> [PROVIDED MATERIAL]:

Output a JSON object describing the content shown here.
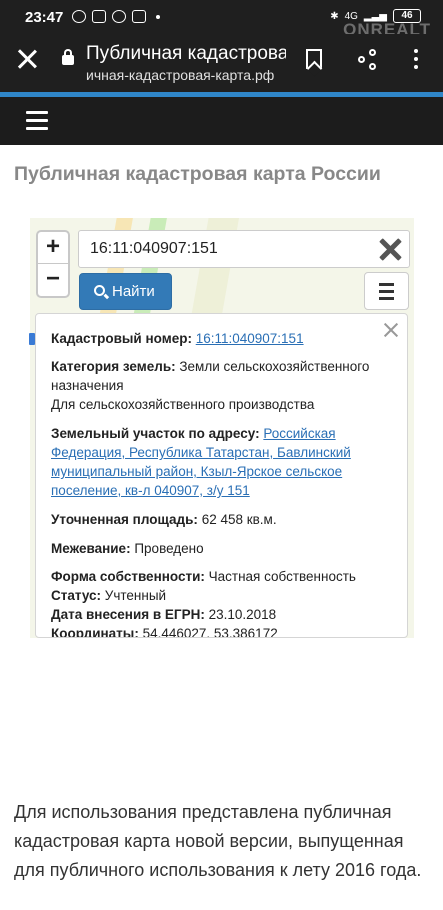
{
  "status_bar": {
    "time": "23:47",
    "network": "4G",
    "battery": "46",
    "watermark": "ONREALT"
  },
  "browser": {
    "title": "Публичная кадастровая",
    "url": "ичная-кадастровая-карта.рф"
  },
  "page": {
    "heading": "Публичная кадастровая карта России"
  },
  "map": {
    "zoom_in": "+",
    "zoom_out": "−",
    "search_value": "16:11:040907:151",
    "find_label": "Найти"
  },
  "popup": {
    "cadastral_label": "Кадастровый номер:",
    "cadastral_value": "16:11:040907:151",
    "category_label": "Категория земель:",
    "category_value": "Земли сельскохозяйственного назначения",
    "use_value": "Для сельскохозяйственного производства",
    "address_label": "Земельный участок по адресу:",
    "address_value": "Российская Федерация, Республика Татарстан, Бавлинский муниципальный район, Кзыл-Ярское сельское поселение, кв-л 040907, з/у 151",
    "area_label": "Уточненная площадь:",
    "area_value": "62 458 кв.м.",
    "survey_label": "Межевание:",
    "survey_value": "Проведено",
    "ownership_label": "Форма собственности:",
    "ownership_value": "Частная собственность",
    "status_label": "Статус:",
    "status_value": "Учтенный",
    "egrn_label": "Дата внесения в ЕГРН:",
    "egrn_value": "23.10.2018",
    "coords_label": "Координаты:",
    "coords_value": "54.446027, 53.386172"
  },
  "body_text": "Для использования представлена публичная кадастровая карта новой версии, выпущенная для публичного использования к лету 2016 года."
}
--
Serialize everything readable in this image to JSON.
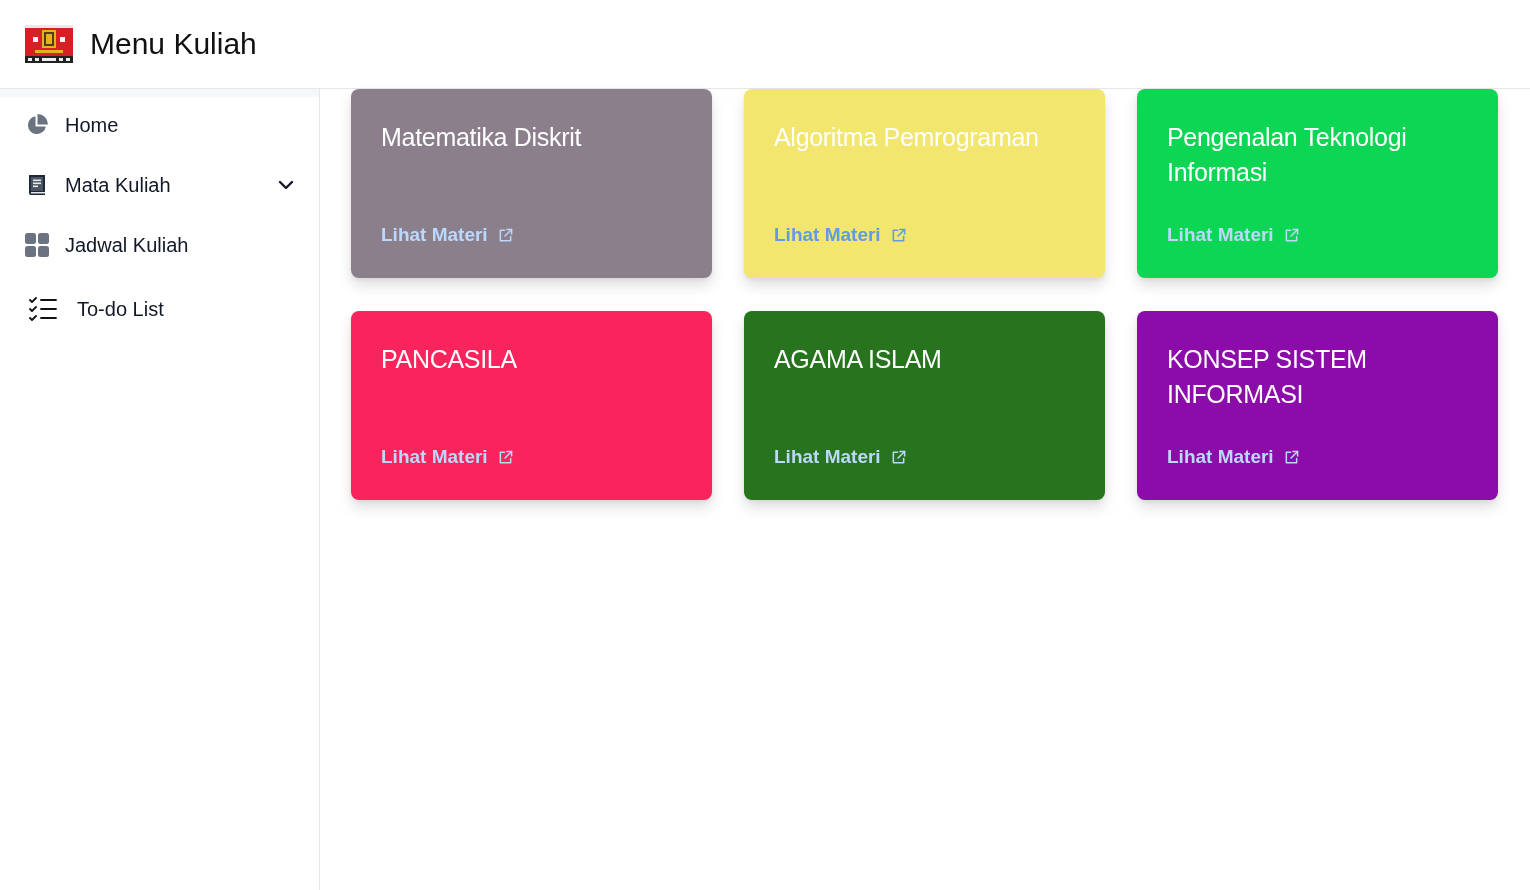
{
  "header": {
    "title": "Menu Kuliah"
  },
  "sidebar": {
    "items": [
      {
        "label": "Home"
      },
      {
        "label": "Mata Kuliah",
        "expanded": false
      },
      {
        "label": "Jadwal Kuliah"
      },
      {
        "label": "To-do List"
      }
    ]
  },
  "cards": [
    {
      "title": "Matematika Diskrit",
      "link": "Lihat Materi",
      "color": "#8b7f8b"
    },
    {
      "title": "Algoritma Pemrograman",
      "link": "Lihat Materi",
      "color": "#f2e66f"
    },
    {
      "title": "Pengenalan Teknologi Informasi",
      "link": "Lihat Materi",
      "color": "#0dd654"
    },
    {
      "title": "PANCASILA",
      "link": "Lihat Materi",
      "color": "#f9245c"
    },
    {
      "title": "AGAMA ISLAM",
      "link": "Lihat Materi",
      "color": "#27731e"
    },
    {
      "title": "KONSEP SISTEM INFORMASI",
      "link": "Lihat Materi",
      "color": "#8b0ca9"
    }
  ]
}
---
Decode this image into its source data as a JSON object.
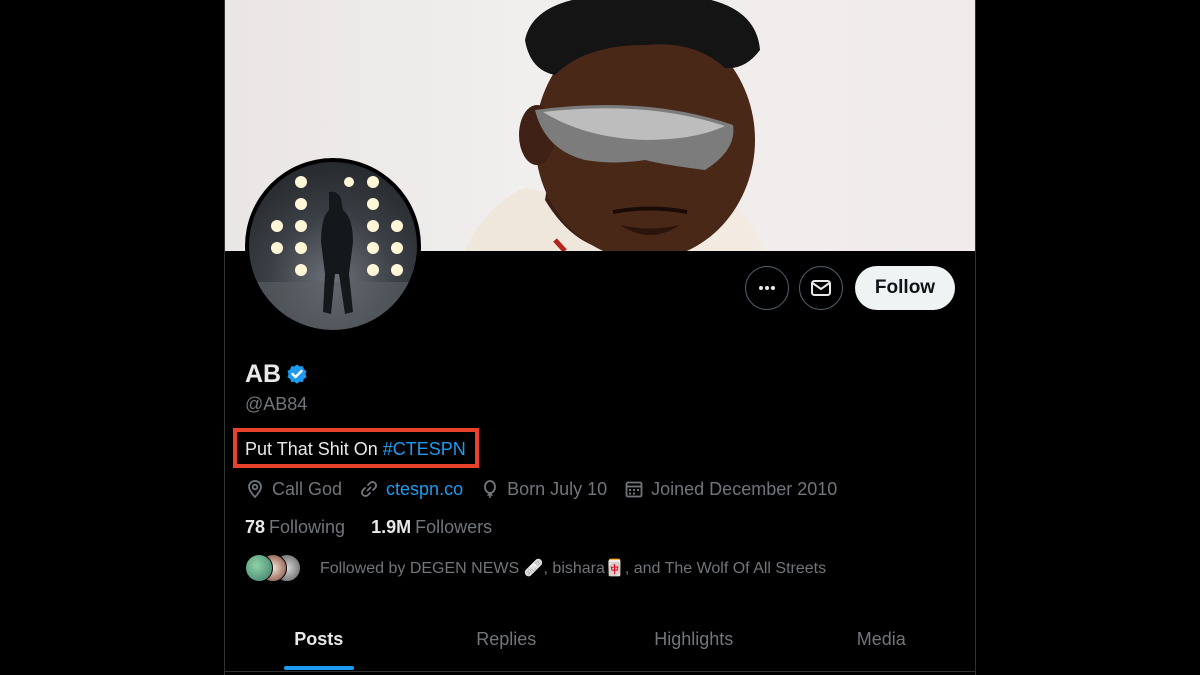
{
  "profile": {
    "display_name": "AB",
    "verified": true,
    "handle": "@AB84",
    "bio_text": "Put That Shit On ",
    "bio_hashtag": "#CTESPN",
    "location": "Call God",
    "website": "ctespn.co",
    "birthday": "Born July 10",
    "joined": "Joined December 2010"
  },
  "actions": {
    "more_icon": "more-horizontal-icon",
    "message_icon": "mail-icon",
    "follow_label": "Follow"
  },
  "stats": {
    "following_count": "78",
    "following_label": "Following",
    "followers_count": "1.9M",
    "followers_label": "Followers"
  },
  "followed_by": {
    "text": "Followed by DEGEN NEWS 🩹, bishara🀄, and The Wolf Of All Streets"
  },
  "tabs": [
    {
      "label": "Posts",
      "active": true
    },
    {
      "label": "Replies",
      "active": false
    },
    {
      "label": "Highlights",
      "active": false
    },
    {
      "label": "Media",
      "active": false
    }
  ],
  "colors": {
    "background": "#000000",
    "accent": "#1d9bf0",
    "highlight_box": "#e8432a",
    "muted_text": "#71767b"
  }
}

> [WORK TO DO]: From the listing, tally every line with the word "карта" in it and give only the tally.

> [OUTPUT]: 3